RECORDS SHOWN:
%%

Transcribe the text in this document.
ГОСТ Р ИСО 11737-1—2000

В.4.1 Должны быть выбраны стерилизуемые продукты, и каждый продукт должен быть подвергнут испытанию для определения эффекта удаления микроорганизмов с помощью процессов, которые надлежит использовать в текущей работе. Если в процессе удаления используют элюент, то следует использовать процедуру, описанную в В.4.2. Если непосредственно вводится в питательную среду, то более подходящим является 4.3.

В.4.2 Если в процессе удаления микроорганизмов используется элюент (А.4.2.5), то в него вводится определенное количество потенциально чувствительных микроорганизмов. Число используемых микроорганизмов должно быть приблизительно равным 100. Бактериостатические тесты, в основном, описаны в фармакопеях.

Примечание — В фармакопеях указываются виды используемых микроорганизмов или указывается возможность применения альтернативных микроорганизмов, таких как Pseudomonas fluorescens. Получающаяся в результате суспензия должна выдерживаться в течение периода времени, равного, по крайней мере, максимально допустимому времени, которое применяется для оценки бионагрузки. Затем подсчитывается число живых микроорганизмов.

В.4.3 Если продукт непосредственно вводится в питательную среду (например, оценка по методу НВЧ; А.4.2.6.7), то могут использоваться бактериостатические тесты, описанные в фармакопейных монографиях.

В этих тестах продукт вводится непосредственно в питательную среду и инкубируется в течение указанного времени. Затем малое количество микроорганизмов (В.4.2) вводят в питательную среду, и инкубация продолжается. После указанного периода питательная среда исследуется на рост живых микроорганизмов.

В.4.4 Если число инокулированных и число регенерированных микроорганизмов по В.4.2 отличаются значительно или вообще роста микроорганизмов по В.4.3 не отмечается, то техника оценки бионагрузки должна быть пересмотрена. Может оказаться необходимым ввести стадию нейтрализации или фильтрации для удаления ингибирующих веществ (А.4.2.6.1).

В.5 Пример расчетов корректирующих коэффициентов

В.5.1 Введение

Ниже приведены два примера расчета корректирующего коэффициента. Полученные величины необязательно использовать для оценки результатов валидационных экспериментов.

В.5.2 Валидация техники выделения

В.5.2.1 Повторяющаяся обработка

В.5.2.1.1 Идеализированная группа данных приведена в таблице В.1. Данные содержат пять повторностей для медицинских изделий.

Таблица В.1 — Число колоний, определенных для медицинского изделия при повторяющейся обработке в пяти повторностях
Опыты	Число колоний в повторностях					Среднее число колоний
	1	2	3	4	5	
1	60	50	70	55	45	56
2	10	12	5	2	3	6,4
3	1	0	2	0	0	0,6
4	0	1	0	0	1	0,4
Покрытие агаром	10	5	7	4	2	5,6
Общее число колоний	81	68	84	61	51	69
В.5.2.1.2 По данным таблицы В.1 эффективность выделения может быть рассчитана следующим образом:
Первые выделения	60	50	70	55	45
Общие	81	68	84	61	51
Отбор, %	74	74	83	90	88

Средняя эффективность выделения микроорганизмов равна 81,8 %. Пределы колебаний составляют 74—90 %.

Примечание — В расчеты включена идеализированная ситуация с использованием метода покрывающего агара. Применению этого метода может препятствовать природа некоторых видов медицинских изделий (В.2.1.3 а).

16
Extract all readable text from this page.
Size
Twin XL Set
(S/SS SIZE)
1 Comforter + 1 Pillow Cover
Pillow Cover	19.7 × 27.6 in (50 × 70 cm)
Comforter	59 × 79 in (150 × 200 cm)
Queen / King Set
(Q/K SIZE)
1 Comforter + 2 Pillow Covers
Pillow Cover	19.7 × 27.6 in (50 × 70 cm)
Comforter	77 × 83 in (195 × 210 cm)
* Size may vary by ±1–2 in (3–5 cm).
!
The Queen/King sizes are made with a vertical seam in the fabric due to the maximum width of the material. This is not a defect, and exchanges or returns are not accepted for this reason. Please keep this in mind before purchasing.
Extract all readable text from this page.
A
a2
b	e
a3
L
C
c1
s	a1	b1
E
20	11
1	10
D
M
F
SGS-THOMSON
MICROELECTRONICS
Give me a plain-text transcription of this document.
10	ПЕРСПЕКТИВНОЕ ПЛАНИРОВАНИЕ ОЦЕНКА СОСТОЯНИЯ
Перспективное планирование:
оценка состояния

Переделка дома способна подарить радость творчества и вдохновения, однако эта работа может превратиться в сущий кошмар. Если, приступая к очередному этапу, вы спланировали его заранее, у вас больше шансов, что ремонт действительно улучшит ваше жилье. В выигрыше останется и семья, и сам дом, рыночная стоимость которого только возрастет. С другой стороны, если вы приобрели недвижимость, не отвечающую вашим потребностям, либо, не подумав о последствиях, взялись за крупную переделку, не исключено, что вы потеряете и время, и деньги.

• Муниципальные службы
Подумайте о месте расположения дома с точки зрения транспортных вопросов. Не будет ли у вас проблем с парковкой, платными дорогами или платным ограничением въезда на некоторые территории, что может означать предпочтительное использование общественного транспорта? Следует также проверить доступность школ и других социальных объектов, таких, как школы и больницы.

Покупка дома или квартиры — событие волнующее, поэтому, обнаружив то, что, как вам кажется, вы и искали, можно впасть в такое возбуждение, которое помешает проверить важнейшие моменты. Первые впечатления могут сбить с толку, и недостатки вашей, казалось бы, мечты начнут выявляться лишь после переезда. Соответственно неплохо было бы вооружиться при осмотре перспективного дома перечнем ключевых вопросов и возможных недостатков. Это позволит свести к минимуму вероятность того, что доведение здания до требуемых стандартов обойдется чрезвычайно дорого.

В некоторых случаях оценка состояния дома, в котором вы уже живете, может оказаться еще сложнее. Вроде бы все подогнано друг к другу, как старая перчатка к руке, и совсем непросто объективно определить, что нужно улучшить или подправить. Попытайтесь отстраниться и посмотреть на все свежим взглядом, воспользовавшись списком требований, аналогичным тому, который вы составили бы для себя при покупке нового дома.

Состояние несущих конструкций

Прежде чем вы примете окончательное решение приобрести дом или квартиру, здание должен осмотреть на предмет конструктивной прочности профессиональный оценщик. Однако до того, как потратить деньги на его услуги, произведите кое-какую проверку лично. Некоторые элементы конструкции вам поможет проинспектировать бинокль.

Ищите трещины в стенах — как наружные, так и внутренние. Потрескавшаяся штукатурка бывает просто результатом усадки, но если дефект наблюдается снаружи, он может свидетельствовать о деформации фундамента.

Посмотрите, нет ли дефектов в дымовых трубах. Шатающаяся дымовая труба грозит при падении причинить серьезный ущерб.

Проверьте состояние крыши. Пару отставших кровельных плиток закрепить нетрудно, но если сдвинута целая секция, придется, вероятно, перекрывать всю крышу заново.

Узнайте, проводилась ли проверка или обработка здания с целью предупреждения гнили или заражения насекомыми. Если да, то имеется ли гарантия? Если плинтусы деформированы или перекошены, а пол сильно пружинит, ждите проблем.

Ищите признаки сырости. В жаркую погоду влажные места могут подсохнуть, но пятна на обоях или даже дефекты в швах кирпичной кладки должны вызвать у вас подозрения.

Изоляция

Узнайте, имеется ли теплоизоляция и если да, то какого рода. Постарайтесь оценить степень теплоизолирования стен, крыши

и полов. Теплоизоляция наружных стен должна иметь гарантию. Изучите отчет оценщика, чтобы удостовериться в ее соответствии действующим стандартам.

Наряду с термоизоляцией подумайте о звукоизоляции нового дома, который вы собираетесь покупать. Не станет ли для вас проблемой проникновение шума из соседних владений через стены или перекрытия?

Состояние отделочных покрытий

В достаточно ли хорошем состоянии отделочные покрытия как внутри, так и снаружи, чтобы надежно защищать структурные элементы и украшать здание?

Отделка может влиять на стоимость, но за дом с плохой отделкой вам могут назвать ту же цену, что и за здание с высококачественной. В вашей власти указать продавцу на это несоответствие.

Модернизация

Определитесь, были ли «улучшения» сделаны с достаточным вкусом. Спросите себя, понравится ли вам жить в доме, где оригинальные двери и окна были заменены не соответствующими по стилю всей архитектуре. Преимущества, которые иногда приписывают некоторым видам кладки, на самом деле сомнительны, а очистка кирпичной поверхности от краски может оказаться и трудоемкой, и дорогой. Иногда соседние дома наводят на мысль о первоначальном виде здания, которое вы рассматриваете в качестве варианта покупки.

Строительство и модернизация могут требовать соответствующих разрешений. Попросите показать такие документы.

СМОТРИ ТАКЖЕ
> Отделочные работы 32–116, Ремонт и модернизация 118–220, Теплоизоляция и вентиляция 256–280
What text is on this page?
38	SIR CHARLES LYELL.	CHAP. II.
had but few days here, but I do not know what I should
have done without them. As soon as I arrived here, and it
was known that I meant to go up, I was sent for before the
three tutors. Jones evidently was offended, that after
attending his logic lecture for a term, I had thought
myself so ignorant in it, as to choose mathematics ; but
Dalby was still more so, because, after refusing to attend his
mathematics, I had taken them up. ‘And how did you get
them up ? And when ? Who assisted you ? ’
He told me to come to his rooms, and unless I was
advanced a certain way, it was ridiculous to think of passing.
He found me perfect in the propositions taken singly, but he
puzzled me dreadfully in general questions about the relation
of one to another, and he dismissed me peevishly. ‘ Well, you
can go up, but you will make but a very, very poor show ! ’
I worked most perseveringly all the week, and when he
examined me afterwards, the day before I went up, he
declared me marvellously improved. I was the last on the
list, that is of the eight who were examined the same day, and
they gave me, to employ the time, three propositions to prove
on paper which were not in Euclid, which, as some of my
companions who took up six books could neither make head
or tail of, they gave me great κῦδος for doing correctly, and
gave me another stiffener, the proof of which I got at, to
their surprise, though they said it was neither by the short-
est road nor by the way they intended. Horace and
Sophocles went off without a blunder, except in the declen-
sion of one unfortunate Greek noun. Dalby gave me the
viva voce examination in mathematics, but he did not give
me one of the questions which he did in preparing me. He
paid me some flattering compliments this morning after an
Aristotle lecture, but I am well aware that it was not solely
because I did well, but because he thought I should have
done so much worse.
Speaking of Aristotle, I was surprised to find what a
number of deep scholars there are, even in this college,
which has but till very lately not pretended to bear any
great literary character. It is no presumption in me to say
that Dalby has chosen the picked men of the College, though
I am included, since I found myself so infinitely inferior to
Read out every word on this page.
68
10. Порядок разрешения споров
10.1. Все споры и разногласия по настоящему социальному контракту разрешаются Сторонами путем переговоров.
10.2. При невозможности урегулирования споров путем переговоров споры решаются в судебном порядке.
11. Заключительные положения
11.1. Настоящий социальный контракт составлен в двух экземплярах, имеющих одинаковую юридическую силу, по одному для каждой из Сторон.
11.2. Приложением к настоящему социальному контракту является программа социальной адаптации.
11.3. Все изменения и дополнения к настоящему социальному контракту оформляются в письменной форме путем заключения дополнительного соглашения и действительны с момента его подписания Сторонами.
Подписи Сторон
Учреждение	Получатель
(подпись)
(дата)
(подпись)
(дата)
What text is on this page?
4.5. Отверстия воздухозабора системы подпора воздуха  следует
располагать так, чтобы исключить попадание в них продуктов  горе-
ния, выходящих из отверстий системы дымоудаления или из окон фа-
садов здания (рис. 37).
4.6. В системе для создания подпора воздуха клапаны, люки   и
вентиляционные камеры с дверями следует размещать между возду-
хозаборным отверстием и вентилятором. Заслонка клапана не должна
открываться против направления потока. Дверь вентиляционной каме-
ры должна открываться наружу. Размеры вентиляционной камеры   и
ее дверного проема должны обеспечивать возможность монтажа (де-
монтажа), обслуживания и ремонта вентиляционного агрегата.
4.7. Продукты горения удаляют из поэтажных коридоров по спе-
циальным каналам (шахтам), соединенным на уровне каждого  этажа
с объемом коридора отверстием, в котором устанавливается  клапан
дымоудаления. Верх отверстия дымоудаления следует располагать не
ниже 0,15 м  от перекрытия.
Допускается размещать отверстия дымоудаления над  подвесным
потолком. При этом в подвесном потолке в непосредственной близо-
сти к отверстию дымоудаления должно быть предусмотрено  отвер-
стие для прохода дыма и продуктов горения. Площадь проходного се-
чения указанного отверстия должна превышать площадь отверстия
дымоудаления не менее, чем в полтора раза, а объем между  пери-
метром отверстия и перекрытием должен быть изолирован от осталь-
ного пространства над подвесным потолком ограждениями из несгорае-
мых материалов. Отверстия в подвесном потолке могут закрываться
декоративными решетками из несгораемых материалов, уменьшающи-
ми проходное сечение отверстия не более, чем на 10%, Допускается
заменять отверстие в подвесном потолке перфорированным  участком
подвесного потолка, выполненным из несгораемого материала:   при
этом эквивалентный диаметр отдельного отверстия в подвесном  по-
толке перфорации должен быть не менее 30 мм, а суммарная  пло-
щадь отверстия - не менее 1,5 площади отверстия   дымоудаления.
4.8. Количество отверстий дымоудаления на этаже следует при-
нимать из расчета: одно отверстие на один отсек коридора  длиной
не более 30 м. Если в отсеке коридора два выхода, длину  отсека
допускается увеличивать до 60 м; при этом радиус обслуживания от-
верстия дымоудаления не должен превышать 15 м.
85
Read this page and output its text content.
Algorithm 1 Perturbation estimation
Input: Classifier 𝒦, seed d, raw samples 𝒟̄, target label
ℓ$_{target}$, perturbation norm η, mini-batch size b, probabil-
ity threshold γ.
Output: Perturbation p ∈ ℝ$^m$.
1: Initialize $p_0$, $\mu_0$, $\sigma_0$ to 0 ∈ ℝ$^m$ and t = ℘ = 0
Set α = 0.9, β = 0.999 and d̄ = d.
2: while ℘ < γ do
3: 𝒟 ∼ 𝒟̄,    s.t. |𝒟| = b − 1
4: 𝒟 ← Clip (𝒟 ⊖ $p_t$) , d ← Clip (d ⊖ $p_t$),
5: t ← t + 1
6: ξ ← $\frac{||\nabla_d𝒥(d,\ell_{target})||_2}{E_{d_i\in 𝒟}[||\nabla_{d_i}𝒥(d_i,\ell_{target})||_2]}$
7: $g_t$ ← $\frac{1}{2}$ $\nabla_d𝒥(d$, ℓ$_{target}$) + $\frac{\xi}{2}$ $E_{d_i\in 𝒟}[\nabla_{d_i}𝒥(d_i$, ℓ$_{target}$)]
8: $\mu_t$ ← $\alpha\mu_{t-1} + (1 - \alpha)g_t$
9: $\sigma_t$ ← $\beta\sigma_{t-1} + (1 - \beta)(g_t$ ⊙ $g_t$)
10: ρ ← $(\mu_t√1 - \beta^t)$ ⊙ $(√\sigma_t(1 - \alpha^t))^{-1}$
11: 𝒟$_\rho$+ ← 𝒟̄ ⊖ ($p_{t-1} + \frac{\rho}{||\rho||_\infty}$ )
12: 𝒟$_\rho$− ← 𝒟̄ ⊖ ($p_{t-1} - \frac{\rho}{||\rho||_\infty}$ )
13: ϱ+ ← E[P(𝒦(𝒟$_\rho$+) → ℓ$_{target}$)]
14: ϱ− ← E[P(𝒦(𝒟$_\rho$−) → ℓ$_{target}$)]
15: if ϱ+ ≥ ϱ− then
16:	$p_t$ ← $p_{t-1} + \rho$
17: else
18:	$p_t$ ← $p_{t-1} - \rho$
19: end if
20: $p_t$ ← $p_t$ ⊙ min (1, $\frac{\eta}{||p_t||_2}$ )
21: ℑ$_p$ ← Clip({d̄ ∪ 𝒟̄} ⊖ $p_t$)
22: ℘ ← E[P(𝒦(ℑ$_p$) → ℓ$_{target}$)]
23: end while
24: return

%%

DIRECTIONS:
Determine how many lines of the records above contain the word "this", and report only that number.

ANSWER BELOW:
11